◆ **PROBLEM TO WORK ON**: Seek out every line containing the word "document", and copy each.

*** SOURCE DATA ***

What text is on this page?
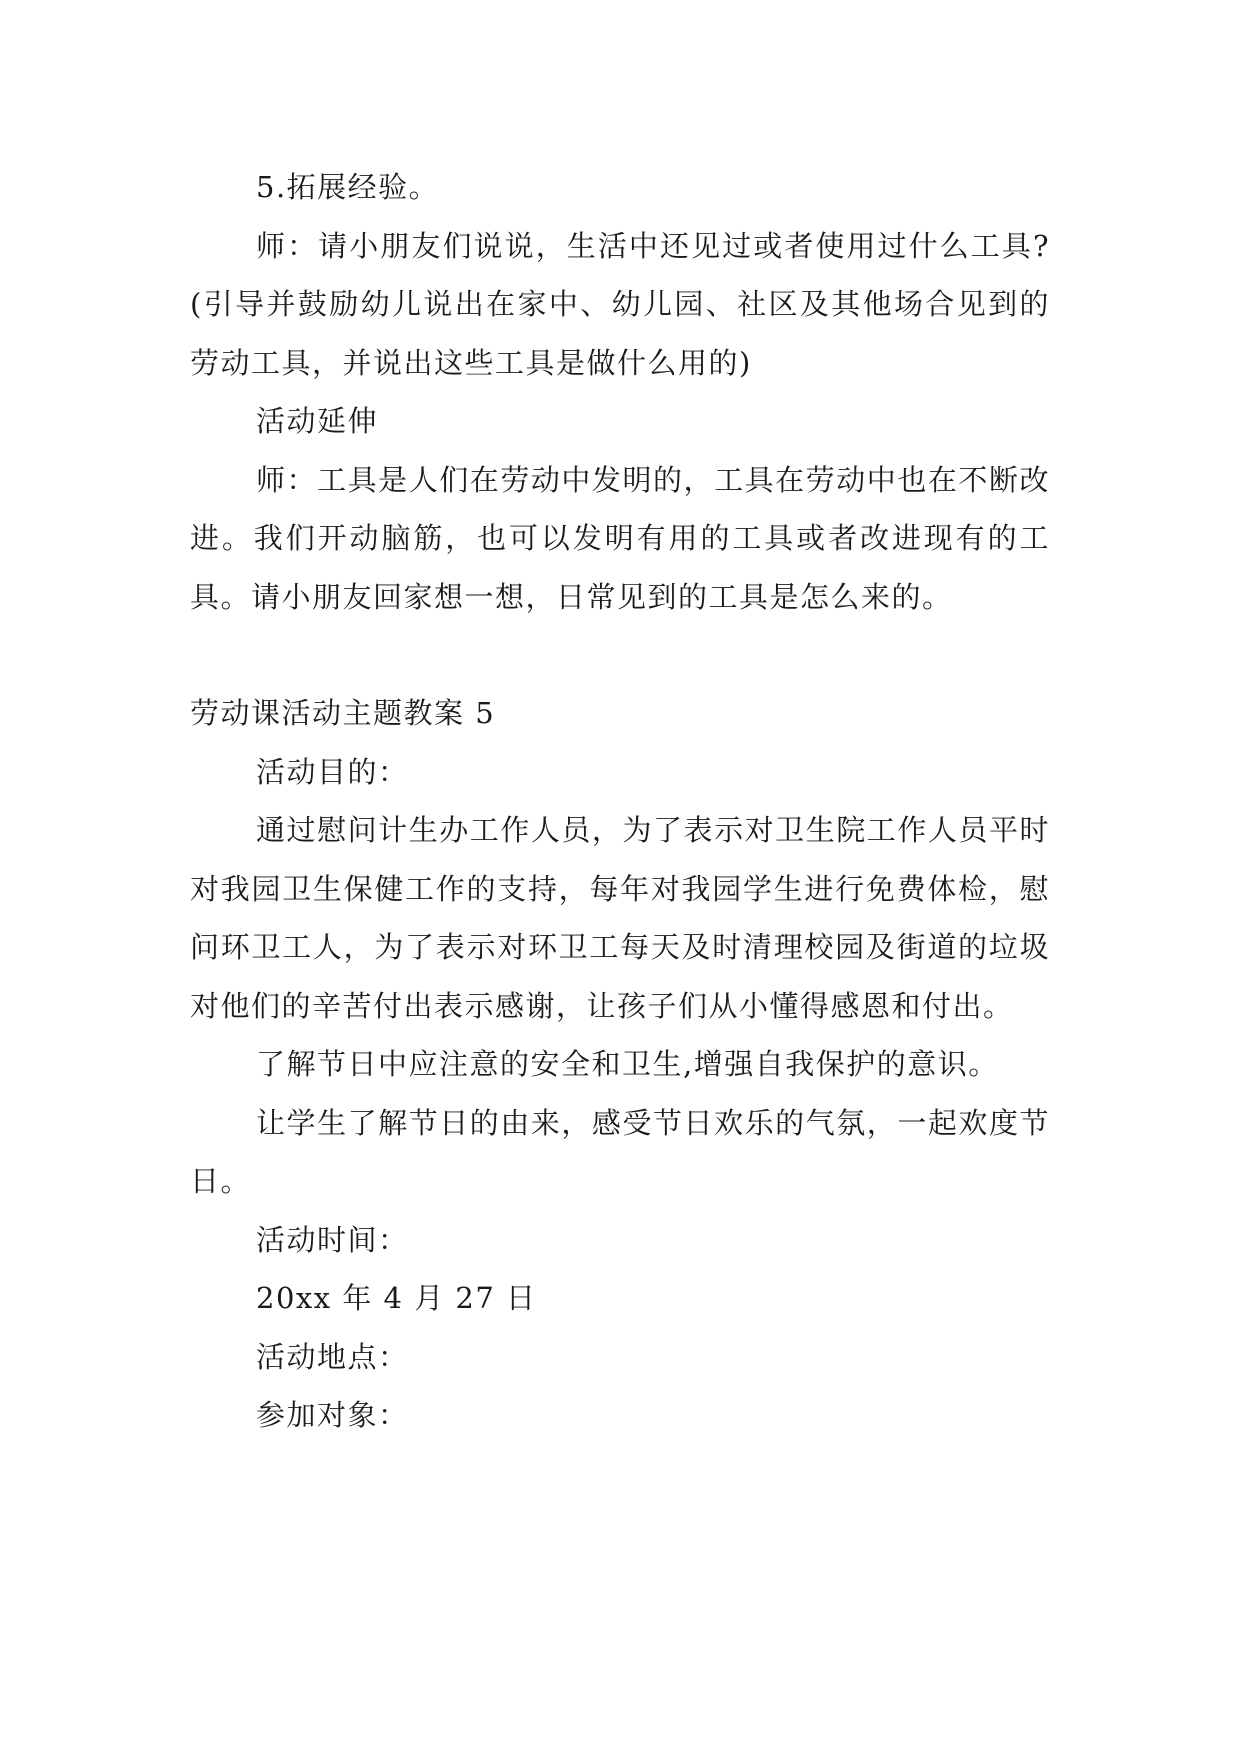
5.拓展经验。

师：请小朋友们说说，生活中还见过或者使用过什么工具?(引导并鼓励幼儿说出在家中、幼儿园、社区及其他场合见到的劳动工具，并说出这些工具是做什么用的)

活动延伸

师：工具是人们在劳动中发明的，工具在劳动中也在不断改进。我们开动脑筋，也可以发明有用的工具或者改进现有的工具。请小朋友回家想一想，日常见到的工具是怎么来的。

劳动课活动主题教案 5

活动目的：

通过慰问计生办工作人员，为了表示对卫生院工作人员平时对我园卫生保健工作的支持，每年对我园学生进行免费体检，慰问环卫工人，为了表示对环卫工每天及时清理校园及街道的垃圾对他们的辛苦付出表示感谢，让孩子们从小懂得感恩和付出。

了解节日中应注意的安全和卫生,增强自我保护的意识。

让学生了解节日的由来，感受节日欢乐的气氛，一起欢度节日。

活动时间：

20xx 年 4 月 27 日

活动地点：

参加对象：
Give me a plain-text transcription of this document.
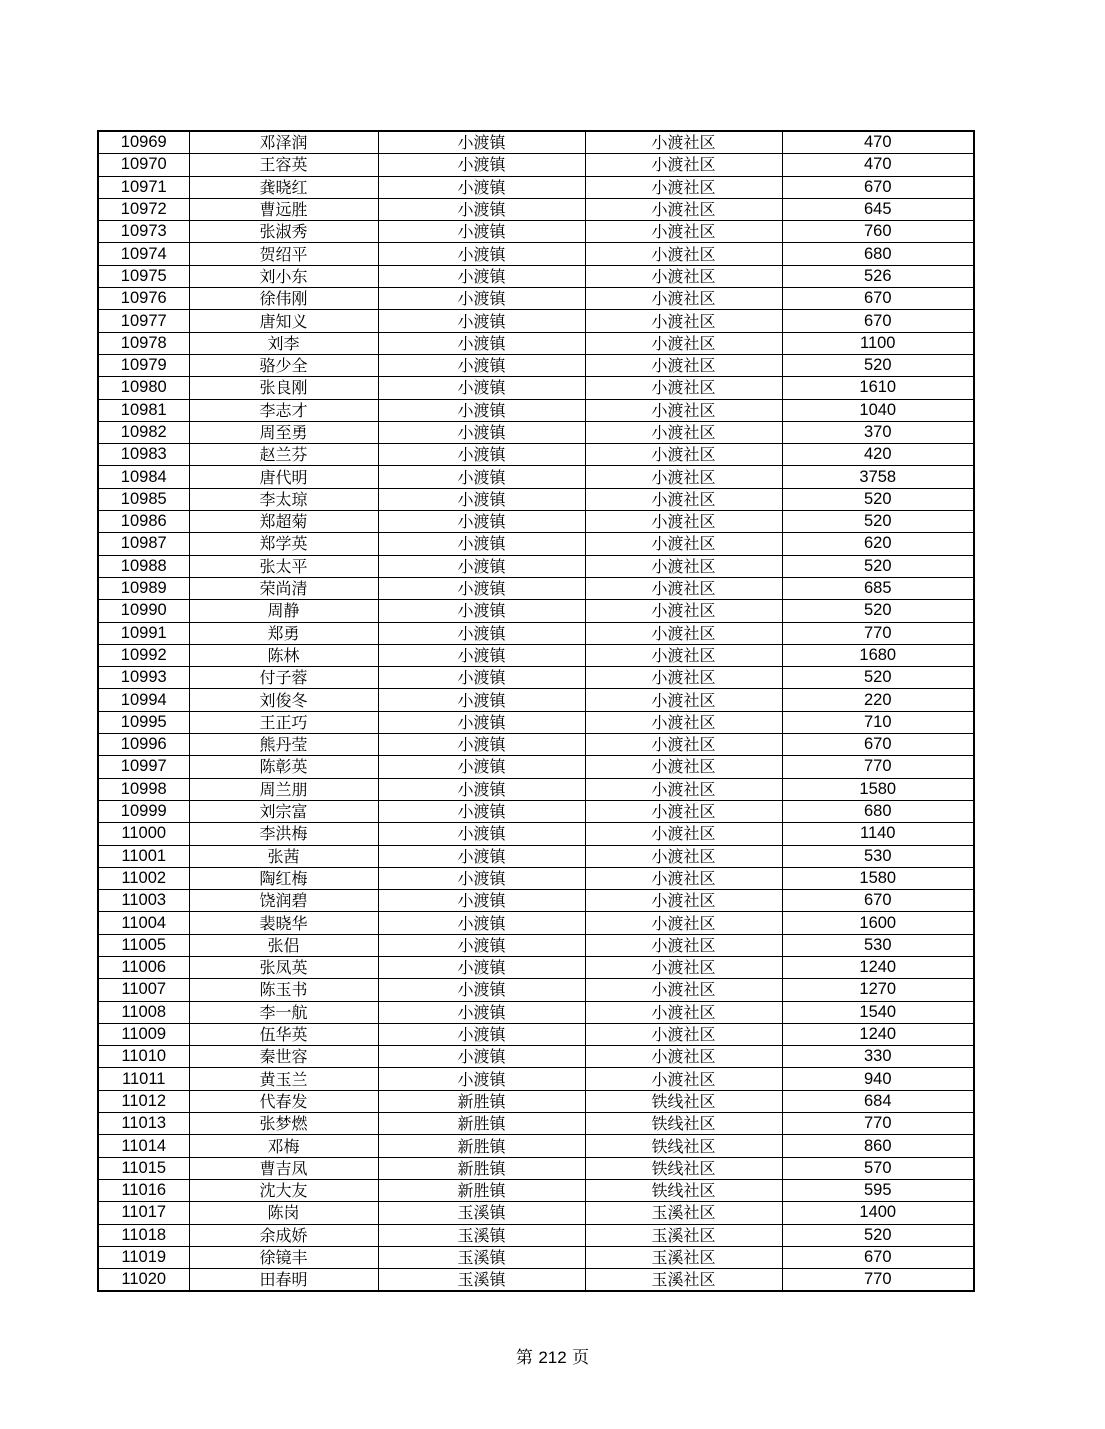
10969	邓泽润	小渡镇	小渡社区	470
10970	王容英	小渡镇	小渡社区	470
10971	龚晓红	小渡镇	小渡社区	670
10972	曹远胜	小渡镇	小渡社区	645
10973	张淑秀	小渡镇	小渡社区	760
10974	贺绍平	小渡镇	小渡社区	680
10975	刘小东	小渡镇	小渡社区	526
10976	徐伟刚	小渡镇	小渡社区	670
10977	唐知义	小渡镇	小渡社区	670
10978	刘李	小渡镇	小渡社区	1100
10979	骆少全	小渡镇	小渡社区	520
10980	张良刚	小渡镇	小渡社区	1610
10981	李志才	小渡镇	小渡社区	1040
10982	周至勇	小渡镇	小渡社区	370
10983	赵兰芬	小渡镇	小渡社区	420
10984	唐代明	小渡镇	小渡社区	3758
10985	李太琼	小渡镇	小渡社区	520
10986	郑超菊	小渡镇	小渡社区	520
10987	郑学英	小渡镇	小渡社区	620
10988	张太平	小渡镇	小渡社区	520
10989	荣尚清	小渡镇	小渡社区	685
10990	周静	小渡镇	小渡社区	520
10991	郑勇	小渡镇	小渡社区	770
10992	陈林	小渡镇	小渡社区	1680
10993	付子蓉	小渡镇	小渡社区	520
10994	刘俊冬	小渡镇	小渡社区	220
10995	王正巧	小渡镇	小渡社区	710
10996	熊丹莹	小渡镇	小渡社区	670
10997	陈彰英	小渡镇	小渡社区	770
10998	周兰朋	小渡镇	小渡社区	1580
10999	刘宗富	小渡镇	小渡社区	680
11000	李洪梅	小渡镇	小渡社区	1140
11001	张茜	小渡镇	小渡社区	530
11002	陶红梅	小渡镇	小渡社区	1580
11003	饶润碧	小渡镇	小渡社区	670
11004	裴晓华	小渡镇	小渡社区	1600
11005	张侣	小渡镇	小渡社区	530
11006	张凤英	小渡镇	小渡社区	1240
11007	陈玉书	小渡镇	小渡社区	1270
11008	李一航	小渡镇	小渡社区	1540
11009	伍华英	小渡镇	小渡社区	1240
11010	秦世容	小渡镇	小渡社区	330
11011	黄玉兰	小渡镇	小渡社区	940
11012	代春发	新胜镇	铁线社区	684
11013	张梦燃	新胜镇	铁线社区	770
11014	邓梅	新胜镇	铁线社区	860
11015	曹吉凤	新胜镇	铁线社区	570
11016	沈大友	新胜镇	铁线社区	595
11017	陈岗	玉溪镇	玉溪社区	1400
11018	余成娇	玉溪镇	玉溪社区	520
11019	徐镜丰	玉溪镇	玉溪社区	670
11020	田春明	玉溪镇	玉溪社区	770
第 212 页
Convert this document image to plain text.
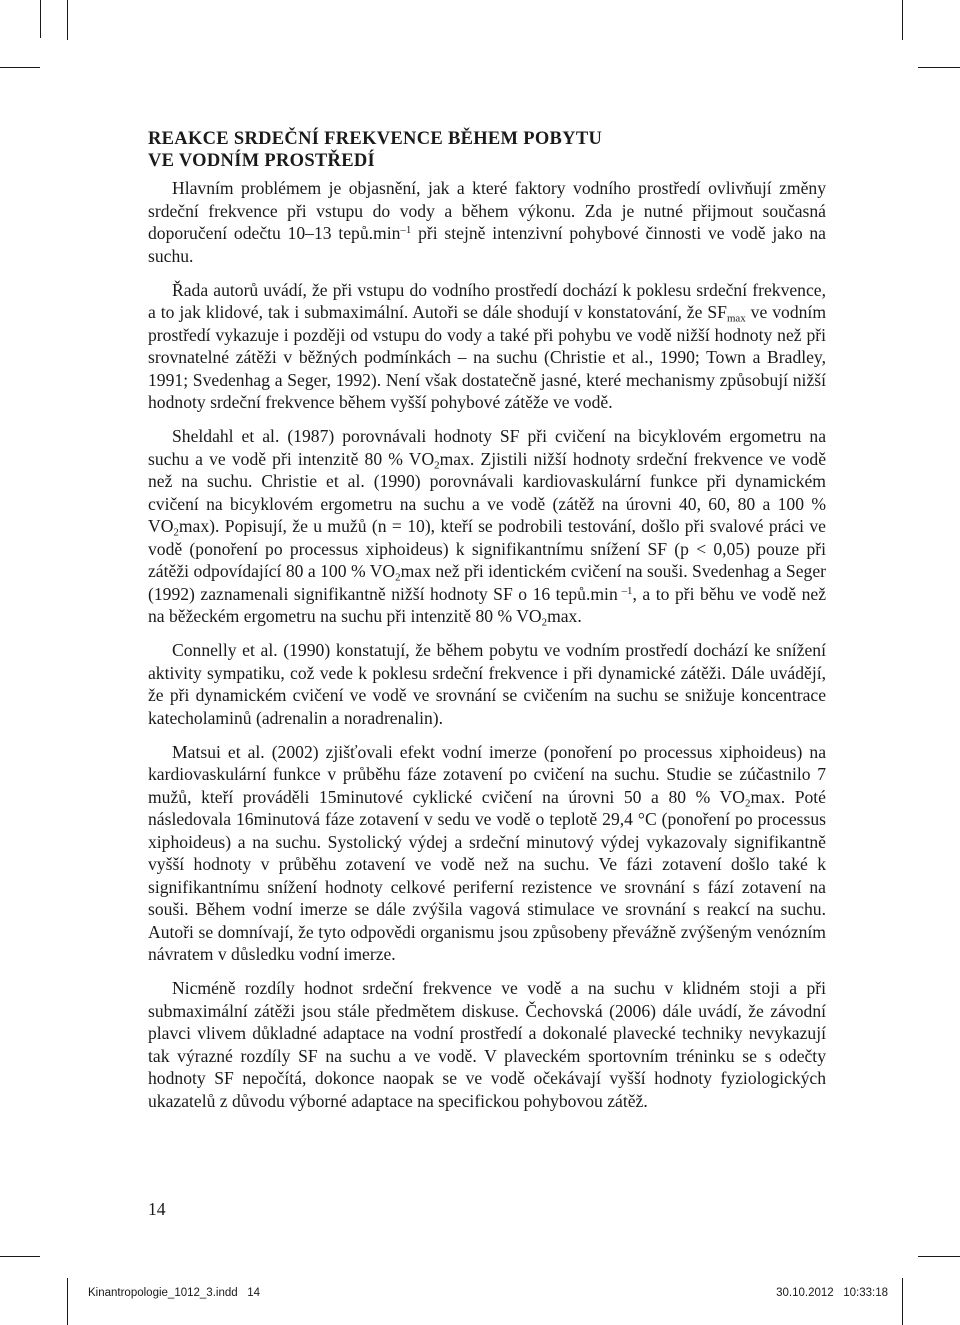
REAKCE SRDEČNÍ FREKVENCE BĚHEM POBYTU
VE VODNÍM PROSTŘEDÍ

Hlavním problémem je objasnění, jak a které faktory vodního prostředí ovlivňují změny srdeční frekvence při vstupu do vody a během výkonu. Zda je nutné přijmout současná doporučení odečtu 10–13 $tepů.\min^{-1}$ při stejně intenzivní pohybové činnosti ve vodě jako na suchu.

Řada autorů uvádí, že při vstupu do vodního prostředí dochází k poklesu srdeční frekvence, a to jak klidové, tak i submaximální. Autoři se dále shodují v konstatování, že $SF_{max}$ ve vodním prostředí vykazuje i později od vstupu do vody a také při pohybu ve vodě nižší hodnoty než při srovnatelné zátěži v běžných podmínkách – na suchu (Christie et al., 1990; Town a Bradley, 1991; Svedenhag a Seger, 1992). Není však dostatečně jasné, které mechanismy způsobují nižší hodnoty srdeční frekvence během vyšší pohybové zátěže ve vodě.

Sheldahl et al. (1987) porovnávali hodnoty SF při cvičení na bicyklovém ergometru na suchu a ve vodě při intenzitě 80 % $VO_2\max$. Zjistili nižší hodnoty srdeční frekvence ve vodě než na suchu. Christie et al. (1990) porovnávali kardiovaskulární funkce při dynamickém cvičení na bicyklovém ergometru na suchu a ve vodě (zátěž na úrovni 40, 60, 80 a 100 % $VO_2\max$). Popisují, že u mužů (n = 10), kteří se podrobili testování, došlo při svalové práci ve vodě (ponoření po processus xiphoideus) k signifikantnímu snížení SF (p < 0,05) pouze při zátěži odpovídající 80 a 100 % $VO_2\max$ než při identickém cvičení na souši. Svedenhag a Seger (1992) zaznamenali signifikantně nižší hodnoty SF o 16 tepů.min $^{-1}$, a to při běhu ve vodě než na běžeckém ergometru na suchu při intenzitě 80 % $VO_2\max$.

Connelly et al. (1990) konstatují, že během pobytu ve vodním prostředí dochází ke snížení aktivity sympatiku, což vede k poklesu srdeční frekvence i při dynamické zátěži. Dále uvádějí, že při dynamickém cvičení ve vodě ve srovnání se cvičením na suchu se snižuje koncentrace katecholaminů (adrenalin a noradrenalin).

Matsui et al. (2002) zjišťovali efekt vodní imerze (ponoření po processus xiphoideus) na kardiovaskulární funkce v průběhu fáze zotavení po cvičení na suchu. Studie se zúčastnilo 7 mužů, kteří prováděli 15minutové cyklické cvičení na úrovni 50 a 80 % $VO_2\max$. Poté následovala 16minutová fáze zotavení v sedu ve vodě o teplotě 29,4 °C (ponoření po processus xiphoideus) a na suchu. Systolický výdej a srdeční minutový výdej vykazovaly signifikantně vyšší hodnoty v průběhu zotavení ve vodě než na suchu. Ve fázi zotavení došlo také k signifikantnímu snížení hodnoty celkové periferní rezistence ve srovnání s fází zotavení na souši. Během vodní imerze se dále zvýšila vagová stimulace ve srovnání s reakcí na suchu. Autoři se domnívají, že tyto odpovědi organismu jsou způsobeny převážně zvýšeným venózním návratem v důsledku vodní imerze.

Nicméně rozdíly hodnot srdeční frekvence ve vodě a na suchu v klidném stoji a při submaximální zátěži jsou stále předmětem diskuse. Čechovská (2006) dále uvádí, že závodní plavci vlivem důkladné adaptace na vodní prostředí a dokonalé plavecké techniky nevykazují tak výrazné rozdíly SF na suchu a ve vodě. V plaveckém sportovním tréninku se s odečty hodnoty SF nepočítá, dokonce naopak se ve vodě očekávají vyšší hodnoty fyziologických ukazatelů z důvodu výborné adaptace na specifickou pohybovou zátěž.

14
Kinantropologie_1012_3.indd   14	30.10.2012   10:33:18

***

◆ **WRITTEN SOLUTION**:
Give me a plain-text transcription of this document.
Convert this document image to plain text.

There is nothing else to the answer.